Recorded data:
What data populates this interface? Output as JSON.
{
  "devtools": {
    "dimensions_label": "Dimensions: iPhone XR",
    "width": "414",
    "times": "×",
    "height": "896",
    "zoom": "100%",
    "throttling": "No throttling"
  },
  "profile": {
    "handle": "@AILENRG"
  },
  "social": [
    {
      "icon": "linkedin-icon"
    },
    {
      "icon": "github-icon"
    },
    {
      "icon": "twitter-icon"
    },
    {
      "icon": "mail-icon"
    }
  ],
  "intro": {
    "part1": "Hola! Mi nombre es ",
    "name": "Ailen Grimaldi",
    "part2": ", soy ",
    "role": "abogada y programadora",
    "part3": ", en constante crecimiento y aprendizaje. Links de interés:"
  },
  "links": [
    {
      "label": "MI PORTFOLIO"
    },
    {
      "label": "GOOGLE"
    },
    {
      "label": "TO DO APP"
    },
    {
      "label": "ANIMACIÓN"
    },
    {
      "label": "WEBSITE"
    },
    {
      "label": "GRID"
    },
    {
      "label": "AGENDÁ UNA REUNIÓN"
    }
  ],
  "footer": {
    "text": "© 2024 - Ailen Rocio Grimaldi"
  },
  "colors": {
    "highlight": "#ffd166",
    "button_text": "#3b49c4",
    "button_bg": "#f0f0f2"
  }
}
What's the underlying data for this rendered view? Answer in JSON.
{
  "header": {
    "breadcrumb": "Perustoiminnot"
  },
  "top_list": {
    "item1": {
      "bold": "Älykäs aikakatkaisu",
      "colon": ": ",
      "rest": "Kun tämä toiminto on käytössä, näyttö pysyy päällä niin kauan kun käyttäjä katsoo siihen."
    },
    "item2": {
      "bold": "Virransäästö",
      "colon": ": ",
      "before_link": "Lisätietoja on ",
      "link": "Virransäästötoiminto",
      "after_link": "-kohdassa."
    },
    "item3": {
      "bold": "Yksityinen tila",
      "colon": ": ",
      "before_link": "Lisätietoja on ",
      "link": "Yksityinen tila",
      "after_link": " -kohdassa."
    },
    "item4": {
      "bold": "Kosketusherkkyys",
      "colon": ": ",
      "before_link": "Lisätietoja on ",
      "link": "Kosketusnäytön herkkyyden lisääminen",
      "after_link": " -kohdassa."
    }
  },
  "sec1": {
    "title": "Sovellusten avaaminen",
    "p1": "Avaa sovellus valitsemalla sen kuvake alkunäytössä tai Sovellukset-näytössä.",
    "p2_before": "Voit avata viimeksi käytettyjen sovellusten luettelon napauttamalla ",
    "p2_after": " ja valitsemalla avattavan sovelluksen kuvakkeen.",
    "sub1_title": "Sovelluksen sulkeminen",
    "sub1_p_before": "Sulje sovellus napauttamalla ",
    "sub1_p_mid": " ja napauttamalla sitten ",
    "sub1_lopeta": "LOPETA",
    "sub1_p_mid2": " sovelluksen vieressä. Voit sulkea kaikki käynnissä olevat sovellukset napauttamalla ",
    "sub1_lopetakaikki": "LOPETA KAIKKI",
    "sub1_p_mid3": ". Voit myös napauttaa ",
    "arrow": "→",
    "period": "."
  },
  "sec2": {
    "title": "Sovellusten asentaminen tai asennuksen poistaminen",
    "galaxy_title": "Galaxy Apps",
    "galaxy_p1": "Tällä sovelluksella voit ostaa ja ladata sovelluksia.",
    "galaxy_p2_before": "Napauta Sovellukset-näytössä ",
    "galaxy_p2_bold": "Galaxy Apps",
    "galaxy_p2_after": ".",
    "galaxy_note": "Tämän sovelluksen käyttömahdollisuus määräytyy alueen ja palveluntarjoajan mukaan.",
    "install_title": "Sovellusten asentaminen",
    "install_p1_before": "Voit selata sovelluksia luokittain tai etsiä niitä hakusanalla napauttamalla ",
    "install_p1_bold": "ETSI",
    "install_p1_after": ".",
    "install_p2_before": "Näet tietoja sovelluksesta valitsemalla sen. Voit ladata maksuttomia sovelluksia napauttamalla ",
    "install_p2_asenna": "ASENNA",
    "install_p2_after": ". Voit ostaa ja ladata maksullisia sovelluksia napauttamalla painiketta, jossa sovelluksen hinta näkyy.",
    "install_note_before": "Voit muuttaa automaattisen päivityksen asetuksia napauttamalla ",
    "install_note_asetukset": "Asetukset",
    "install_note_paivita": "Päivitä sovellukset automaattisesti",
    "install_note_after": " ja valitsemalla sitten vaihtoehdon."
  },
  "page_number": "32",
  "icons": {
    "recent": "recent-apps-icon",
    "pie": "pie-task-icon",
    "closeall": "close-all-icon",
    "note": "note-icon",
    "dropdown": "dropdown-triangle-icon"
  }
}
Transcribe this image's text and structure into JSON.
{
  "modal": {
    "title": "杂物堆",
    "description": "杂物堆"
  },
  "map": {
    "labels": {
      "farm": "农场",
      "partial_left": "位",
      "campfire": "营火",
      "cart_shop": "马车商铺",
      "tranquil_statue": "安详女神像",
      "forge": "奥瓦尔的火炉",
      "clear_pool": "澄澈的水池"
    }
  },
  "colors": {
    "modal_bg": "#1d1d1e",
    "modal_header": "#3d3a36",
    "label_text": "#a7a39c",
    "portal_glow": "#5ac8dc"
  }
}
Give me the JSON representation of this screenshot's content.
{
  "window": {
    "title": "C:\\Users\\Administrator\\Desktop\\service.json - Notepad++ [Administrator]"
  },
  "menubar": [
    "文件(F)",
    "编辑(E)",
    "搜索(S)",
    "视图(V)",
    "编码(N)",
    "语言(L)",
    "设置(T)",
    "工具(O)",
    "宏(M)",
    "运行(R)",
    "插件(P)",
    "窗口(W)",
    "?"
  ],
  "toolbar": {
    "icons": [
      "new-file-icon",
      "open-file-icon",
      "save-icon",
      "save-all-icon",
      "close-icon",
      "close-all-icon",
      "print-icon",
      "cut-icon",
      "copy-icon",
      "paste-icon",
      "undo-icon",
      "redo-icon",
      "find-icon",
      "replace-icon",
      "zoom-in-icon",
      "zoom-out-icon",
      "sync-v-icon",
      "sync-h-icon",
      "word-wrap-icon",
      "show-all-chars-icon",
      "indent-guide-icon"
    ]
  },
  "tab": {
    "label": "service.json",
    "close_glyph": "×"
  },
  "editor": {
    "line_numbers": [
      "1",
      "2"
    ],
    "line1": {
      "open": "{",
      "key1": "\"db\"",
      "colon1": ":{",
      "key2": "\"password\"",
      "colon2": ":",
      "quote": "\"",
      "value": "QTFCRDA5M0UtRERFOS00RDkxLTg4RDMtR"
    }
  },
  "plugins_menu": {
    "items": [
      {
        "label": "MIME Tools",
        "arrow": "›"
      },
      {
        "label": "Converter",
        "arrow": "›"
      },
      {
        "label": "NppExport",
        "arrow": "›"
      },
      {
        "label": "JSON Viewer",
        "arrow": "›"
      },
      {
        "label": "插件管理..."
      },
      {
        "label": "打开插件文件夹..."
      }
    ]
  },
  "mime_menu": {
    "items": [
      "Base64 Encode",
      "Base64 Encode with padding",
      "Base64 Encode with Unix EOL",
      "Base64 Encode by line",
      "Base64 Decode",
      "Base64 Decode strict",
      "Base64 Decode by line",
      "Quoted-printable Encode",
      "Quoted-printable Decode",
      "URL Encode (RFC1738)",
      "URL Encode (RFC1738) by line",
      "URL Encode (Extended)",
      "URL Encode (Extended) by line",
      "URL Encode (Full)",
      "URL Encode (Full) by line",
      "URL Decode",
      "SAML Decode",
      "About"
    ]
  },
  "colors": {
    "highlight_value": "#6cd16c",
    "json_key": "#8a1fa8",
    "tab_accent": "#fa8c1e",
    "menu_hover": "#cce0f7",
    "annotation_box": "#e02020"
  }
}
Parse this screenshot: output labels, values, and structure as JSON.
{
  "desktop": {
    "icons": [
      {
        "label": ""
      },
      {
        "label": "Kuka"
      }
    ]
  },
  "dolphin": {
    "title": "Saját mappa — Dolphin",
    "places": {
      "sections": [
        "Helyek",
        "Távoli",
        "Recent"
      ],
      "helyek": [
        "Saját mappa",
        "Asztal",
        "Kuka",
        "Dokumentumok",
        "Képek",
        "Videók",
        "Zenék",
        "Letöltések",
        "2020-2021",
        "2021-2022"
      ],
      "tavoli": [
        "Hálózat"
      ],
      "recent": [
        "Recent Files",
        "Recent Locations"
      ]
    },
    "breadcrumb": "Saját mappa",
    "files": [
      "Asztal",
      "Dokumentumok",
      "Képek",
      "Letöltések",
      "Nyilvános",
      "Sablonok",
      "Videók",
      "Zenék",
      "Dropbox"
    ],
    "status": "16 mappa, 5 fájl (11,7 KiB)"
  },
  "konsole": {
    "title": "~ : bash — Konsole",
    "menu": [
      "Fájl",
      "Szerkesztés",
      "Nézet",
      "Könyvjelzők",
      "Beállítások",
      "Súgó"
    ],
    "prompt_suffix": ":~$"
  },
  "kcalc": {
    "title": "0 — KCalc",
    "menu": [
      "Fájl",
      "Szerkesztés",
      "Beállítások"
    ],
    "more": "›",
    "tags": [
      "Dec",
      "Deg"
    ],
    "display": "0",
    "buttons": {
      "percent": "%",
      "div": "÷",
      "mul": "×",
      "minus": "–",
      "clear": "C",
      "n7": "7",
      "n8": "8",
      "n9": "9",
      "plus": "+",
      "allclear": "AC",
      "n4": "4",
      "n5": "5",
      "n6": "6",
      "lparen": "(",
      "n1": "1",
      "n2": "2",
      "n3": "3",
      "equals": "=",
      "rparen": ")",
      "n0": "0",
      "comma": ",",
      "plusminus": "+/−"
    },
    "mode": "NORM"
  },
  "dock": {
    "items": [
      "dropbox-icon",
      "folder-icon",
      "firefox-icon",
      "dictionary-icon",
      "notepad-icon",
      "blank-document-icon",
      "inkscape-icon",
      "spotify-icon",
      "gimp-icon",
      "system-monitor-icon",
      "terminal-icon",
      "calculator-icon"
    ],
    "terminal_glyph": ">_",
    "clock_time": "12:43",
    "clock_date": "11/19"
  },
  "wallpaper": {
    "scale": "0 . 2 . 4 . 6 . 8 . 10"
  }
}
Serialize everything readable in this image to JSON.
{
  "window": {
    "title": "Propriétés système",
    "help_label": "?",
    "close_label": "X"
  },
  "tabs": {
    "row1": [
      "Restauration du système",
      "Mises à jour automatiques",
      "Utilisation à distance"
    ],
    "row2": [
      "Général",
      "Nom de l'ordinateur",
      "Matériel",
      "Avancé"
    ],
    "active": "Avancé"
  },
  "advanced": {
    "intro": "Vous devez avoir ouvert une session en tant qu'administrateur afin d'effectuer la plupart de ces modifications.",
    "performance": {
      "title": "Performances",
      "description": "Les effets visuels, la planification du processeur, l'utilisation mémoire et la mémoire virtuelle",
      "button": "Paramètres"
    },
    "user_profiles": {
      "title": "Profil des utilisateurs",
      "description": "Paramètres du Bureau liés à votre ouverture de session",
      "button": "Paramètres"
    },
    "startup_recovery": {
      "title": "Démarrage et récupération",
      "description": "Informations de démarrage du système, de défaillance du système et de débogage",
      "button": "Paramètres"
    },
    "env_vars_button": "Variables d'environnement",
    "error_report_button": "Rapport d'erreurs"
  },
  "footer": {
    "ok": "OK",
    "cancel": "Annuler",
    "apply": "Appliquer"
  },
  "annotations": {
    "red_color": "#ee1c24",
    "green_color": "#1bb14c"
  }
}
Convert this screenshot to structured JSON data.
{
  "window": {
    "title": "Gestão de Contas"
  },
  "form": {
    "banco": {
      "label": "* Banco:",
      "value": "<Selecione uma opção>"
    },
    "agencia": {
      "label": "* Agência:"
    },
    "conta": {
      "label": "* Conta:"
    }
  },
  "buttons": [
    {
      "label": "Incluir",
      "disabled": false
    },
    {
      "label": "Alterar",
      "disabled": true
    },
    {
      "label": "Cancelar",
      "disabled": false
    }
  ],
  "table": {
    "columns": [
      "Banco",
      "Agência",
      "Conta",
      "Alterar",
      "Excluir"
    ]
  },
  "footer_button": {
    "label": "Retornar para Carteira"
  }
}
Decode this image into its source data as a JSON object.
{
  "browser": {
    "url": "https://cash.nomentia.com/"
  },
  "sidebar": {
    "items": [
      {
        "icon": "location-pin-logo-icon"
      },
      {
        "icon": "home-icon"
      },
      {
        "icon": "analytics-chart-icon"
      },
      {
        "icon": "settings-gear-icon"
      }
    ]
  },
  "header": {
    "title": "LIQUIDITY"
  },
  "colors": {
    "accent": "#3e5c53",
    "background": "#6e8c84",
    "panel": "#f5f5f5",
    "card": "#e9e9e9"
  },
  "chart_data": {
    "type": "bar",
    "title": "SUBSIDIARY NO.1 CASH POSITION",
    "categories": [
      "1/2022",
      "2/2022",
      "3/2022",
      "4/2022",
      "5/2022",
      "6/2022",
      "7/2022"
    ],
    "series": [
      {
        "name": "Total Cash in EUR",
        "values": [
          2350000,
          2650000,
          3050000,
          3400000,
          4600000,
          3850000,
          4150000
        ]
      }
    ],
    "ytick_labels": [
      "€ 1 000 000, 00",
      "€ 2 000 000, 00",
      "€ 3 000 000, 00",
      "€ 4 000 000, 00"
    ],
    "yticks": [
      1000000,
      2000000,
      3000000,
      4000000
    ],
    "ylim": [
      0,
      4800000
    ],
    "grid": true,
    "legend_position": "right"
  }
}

Your instructions
Look for the word "sitten" in every line of the listing and copy the lines that have it.

In response
    "sub1_p_mid": " ja napauttamalla sitten ",
    "install_note_after": " ja valitsemalla sitten vaihtoehdon."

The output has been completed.